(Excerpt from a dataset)

•••

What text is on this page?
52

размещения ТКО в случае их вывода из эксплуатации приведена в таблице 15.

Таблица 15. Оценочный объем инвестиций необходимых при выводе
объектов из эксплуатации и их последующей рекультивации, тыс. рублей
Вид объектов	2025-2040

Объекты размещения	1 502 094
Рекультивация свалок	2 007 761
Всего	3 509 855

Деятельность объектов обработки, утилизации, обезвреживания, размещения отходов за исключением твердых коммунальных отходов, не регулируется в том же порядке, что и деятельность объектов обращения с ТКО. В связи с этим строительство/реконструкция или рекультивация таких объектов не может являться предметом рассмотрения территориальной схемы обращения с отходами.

•••

What you need to do: Give back the whole listing, word for word.

Solution to this problem:
What text is on this page?
52

размещения ТКО в случае их вывода из эксплуатации приведена в таблице 15.

Таблица 15. Оценочный объем инвестиций необходимых при выводе
объектов из эксплуатации и их последующей рекультивации, тыс. рублей
Вид объектов	2025-2040

Объекты размещения	1 502 094
Рекультивация свалок	2 007 761
Всего	3 509 855

Деятельность объектов обработки, утилизации, обезвреживания, размещения отходов за исключением твердых коммунальных отходов, не регулируется в том же порядке, что и деятельность объектов обращения с ТКО. В связи с этим строительство/реконструкция или рекультивация таких объектов не может являться предметом рассмотрения территориальной схемы обращения с отходами.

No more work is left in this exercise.